Task objective: Every line with the word "Heikin" in it should be extracted from the data that follows.

Record extracts:
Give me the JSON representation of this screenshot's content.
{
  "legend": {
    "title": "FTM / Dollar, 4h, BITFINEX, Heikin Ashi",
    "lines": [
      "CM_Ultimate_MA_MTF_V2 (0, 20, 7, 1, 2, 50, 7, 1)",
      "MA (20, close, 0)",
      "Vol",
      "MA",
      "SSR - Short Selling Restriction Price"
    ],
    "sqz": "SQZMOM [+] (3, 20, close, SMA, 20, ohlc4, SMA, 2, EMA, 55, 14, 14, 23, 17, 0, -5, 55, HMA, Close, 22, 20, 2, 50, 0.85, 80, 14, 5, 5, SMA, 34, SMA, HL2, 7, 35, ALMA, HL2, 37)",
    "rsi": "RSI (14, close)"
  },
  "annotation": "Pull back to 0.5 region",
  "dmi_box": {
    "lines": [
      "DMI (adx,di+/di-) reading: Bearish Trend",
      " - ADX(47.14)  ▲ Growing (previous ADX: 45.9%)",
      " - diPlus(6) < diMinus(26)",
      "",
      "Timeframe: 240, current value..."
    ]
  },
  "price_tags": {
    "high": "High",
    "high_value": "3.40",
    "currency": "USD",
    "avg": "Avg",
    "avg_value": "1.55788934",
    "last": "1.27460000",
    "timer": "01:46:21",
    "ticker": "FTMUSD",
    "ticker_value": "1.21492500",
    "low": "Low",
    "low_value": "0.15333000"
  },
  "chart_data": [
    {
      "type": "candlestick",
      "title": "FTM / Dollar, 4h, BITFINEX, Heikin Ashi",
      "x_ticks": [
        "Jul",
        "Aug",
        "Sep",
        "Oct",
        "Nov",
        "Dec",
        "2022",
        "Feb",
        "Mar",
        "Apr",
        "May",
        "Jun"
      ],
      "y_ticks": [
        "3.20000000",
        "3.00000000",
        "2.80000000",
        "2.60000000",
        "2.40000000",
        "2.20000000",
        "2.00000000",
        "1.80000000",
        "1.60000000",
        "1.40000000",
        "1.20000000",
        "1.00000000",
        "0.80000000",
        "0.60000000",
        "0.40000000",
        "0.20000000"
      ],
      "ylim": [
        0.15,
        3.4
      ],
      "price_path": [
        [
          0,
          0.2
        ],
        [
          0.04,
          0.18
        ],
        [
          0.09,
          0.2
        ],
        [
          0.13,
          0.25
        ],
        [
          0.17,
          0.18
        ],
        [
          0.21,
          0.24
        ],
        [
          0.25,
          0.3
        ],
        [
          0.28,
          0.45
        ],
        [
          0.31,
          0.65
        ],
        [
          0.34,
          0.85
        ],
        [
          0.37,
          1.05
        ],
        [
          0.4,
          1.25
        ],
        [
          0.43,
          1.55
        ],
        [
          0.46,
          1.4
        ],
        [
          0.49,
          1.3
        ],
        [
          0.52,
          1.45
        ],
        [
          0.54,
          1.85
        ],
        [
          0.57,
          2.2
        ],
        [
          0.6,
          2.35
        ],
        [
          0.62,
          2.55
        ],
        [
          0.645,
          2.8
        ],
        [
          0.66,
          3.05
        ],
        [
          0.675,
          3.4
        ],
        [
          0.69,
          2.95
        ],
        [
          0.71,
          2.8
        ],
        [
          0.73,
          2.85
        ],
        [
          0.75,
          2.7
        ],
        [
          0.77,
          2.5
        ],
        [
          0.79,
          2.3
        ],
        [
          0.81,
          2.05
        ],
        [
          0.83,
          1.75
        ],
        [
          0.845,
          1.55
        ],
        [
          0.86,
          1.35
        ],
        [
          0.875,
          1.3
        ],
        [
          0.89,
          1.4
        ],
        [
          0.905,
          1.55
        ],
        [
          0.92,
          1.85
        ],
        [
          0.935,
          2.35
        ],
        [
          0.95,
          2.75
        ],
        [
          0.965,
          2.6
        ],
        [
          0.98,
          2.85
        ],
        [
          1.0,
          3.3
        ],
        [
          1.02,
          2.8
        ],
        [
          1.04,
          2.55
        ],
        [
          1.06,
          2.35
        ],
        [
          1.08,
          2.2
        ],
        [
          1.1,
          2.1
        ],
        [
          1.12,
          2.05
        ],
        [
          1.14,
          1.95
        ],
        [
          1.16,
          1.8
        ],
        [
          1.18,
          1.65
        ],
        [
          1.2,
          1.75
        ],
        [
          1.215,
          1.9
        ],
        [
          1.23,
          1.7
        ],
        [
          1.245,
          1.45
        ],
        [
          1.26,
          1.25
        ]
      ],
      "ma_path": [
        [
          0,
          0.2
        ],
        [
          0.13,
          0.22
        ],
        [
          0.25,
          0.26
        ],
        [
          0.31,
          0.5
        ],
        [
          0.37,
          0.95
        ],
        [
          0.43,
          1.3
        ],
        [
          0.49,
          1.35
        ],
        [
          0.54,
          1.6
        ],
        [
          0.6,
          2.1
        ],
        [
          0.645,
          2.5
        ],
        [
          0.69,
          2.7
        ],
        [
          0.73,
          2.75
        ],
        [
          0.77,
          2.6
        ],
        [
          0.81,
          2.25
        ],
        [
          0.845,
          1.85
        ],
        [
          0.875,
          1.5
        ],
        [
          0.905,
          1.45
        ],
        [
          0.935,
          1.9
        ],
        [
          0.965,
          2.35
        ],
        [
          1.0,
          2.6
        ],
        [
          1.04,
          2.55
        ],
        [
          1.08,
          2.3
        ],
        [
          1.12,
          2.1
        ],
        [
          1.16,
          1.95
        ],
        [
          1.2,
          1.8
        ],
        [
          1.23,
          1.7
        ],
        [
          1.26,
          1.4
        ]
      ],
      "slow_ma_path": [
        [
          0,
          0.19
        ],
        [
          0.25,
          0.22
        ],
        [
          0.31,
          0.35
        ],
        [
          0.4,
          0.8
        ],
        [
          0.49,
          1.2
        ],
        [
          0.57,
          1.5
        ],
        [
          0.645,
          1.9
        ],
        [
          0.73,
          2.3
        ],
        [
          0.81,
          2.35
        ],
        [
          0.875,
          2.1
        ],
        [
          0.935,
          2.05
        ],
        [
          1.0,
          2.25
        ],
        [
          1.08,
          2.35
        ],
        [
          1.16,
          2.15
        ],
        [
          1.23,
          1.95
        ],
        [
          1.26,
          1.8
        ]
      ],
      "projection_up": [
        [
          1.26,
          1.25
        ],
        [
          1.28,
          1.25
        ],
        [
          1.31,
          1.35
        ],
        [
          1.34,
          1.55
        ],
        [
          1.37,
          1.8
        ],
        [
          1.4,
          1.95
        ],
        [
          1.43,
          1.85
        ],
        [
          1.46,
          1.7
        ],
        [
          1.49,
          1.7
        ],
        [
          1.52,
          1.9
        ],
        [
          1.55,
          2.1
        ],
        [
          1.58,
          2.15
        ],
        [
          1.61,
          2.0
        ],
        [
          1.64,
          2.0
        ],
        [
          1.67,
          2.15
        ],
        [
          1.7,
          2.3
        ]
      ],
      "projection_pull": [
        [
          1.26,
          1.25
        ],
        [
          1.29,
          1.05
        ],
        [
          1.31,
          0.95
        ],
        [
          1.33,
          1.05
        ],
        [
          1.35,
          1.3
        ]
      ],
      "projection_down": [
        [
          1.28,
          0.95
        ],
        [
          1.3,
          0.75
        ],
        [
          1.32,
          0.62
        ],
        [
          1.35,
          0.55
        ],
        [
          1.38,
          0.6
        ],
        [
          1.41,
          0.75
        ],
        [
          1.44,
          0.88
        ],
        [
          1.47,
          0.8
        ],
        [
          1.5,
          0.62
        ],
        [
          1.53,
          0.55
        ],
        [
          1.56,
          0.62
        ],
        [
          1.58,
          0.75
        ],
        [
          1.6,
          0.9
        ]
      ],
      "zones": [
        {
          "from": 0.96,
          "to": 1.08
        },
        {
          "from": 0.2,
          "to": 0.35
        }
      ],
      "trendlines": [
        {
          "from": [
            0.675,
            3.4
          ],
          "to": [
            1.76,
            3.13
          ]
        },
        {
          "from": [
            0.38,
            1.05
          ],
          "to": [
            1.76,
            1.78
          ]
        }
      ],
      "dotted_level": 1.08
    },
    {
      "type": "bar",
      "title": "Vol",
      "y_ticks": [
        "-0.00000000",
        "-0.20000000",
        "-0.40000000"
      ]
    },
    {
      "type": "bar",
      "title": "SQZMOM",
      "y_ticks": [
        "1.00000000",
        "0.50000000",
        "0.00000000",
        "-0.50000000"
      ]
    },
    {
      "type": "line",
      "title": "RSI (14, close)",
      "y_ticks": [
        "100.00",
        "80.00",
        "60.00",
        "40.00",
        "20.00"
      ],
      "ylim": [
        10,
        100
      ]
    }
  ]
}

Solution:
    "title": "FTM / Dollar, 4h, BITFINEX, Heikin Ashi",
      "title": "FTM / Dollar, 4h, BITFINEX, Heikin Ashi",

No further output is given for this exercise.